• _Extracted entries_:
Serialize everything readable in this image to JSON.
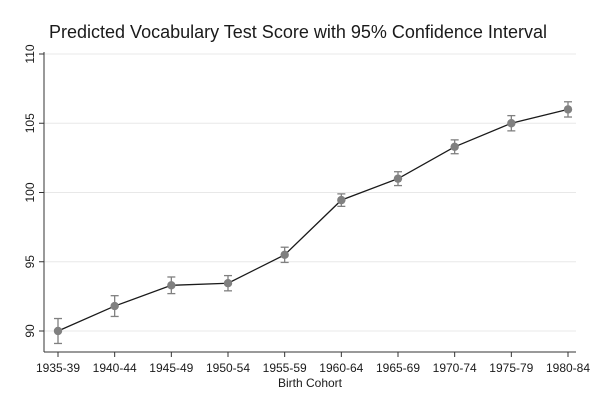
{
  "chart_data": {
    "type": "line",
    "title": "Predicted Vocabulary Test Score with 95% Confidence Interval",
    "xlabel": "Birth Cohort",
    "ylabel": "",
    "categories": [
      "1935-39",
      "1940-44",
      "1945-49",
      "1950-54",
      "1955-59",
      "1960-64",
      "1965-69",
      "1970-74",
      "1975-79",
      "1980-84"
    ],
    "yticks": [
      90,
      95,
      100,
      105,
      110
    ],
    "ylim": [
      89,
      110
    ],
    "grid": true,
    "series": [
      {
        "values": [
          90.0,
          91.8,
          93.3,
          93.45,
          95.5,
          99.45,
          101.0,
          103.3,
          105.0,
          106.0
        ],
        "ci_lower": [
          89.1,
          91.05,
          92.7,
          92.9,
          94.95,
          99.0,
          100.5,
          102.8,
          104.45,
          105.45
        ],
        "ci_upper": [
          90.9,
          92.55,
          93.9,
          94.0,
          96.05,
          99.9,
          101.5,
          103.8,
          105.55,
          106.55
        ],
        "color": "#808080"
      }
    ],
    "line_color": "#1a1a1a"
  }
}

• _What you have to do_:
Will you set down the records word for word while leaving out every picture?

• _Task answer_:
Serialize everything readable in this image to JSON.
{
  "chart_data": {
    "type": "line",
    "title": "Predicted Vocabulary Test Score with 95% Confidence Interval",
    "xlabel": "Birth Cohort",
    "ylabel": "",
    "categories": [
      "1935-39",
      "1940-44",
      "1945-49",
      "1950-54",
      "1955-59",
      "1960-64",
      "1965-69",
      "1970-74",
      "1975-79",
      "1980-84"
    ],
    "yticks": [
      90,
      95,
      100,
      105,
      110
    ],
    "ylim": [
      89,
      110
    ],
    "grid": true,
    "series": [
      {
        "values": [
          90.0,
          91.8,
          93.3,
          93.45,
          95.5,
          99.45,
          101.0,
          103.3,
          105.0,
          106.0
        ],
        "ci_lower": [
          89.1,
          91.05,
          92.7,
          92.9,
          94.95,
          99.0,
          100.5,
          102.8,
          104.45,
          105.45
        ],
        "ci_upper": [
          90.9,
          92.55,
          93.9,
          94.0,
          96.05,
          99.9,
          101.5,
          103.8,
          105.55,
          106.55
        ],
        "color": "#808080"
      }
    ],
    "line_color": "#1a1a1a"
  }
}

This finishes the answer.